__Provided data__:
◇ ◇ ◇ ◇ ◇ ◇ ◇

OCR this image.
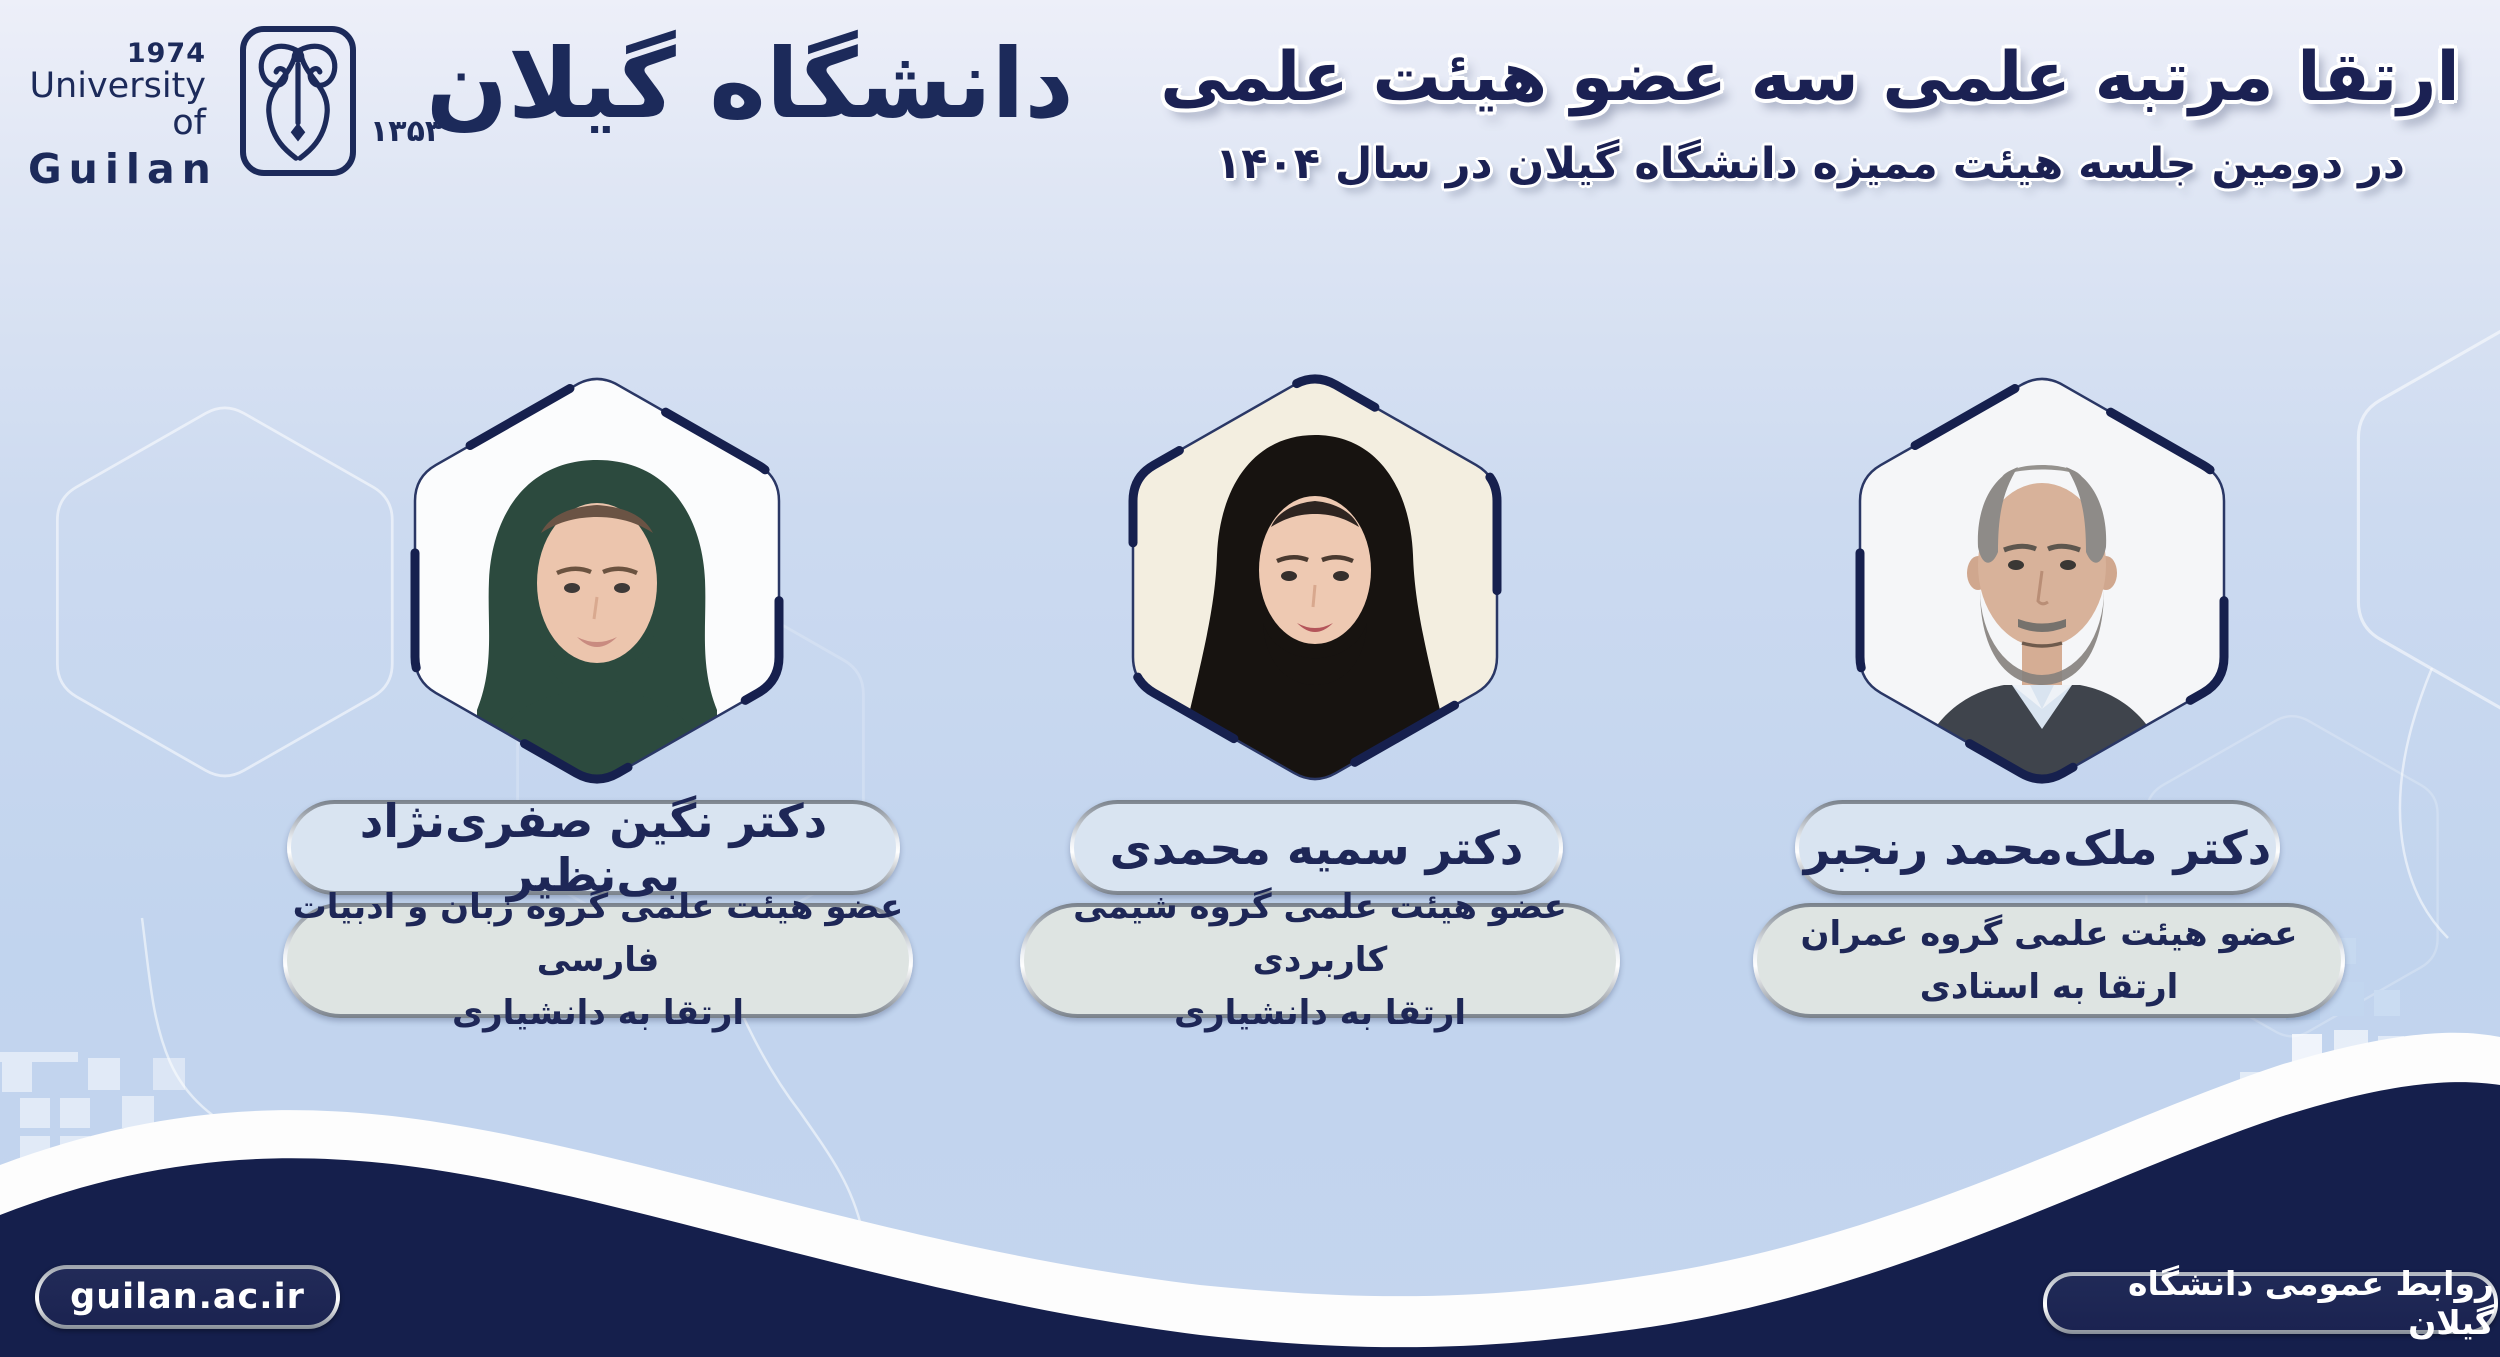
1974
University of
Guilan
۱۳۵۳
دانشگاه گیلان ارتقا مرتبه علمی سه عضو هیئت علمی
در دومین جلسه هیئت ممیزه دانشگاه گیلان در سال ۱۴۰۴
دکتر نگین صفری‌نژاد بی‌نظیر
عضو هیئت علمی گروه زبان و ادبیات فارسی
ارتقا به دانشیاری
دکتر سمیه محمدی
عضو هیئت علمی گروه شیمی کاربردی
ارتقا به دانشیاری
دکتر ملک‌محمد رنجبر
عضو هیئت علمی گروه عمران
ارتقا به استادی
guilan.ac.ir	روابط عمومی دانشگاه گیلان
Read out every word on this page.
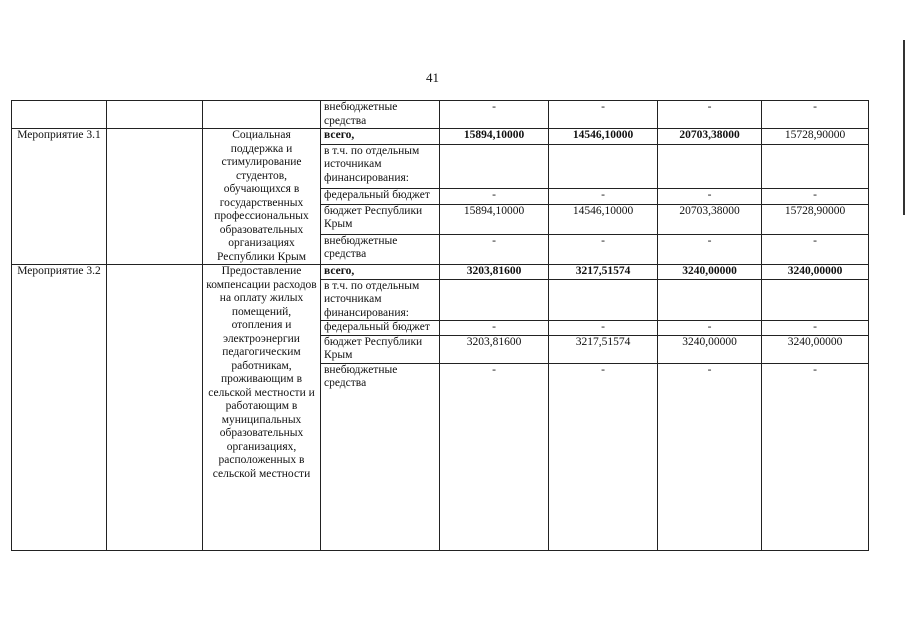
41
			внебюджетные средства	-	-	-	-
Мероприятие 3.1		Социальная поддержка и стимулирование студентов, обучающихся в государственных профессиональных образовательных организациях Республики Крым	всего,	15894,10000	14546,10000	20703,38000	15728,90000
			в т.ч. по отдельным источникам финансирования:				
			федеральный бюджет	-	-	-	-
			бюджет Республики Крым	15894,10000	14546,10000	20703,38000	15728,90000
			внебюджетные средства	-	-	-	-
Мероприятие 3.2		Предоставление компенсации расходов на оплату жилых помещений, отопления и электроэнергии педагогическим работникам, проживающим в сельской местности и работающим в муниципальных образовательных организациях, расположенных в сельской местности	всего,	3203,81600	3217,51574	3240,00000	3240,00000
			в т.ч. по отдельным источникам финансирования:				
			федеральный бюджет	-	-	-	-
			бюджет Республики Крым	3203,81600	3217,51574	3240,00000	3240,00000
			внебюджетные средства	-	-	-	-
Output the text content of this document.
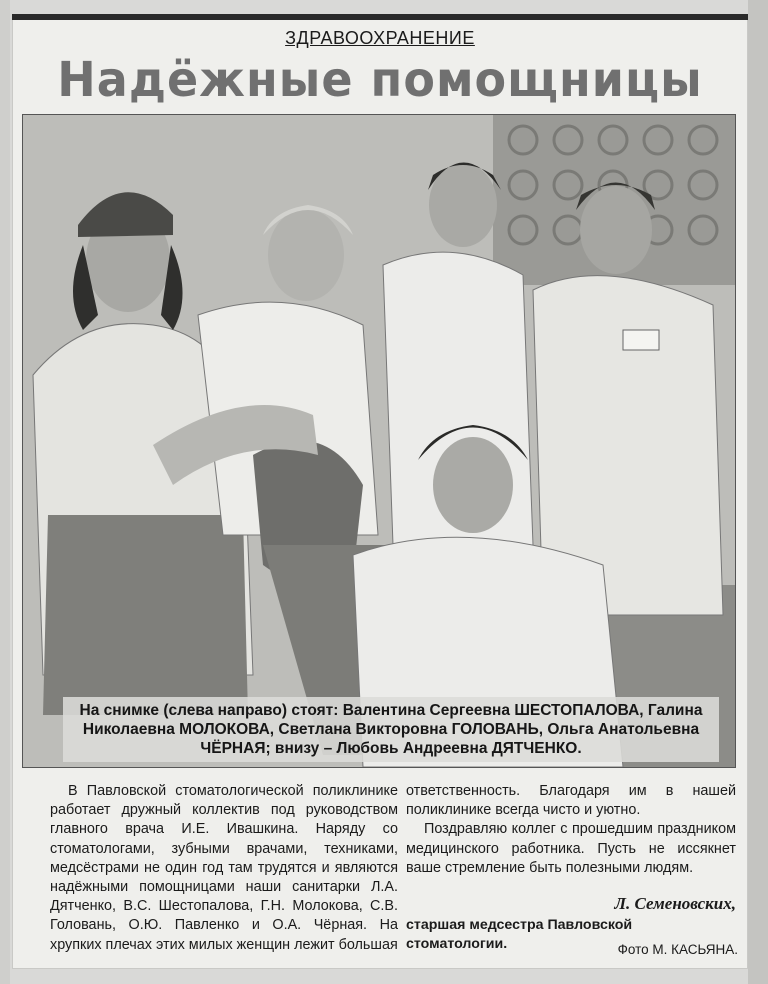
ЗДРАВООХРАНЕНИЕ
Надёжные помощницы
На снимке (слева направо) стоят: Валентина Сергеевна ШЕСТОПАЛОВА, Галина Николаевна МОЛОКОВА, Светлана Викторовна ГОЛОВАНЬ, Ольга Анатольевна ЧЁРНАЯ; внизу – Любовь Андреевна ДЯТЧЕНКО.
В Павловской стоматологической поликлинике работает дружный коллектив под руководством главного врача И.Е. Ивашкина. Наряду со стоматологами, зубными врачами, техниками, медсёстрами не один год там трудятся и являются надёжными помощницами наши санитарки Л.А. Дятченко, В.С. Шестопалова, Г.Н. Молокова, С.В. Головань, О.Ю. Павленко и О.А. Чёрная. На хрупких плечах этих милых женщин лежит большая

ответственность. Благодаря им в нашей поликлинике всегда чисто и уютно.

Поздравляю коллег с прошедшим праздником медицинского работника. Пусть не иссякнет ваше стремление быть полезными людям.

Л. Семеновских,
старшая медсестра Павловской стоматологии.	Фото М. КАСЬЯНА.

◇ ◇ ◇ ◇ ◇ ◇ ◇

__Instructions to follow__:
Output all the records, word for word, with no pictures in the copy.

__Response to this task__:
OCR this image.
1974
University of
Guilan
۱۳۵۳
دانشگاه گیلان ارتقا مرتبه علمی سه عضو هیئت علمی
در دومین جلسه هیئت ممیزه دانشگاه گیلان در سال ۱۴۰۴
دکتر نگین صفری‌نژاد بی‌نظیر
عضو هیئت علمی گروه زبان و ادبیات فارسی
ارتقا به دانشیاری
دکتر سمیه محمدی
عضو هیئت علمی گروه شیمی کاربردی
ارتقا به دانشیاری
دکتر ملک‌محمد رنجبر
عضو هیئت علمی گروه عمران
ارتقا به استادی
guilan.ac.ir	روابط عمومی دانشگاه گیلان
Read out every word on this page.
41
			внебюджетные средства	-	-	-	-
Мероприятие 3.1		Социальная поддержка и стимулирование студентов, обучающихся в государственных профессиональных образовательных организациях Республики Крым	всего,	15894,10000	14546,10000	20703,38000	15728,90000
			в т.ч. по отдельным источникам финансирования:				
			федеральный бюджет	-	-	-	-
			бюджет Республики Крым	15894,10000	14546,10000	20703,38000	15728,90000
			внебюджетные средства	-	-	-	-
Мероприятие 3.2		Предоставление компенсации расходов на оплату жилых помещений, отопления и электроэнергии педагогическим работникам, проживающим в сельской местности и работающим в муниципальных образовательных организациях, расположенных в сельской местности	всего,	3203,81600	3217,51574	3240,00000	3240,00000
			в т.ч. по отдельным источникам финансирования:				
			федеральный бюджет	-	-	-	-
			бюджет Республики Крым	3203,81600	3217,51574	3240,00000	3240,00000
			внебюджетные средства	-	-	-	-
Output the text content of this document.
ЗДРАВООХРАНЕНИЕ
Надёжные помощницы
На снимке (слева направо) стоят: Валентина Сергеевна ШЕСТОПАЛОВА, Галина Николаевна МОЛОКОВА, Светлана Викторовна ГОЛОВАНЬ, Ольга Анатольевна ЧЁРНАЯ; внизу – Любовь Андреевна ДЯТЧЕНКО.
В Павловской стоматологической поликлинике работает дружный коллектив под руководством главного врача И.Е. Ивашкина. Наряду со стоматологами, зубными врачами, техниками, медсёстрами не один год там трудятся и являются надёжными помощницами наши санитарки Л.А. Дятченко, В.С. Шестопалова, Г.Н. Молокова, С.В. Головань, О.Ю. Павленко и О.А. Чёрная. На хрупких плечах этих милых женщин лежит большая

ответственность. Благодаря им в нашей поликлинике всегда чисто и уютно.

Поздравляю коллег с прошедшим праздником медицинского работника. Пусть не иссякнет ваше стремление быть полезными людям.

Л. Семеновских,
старшая медсестра Павловской стоматологии.	Фото М. КАСЬЯНА.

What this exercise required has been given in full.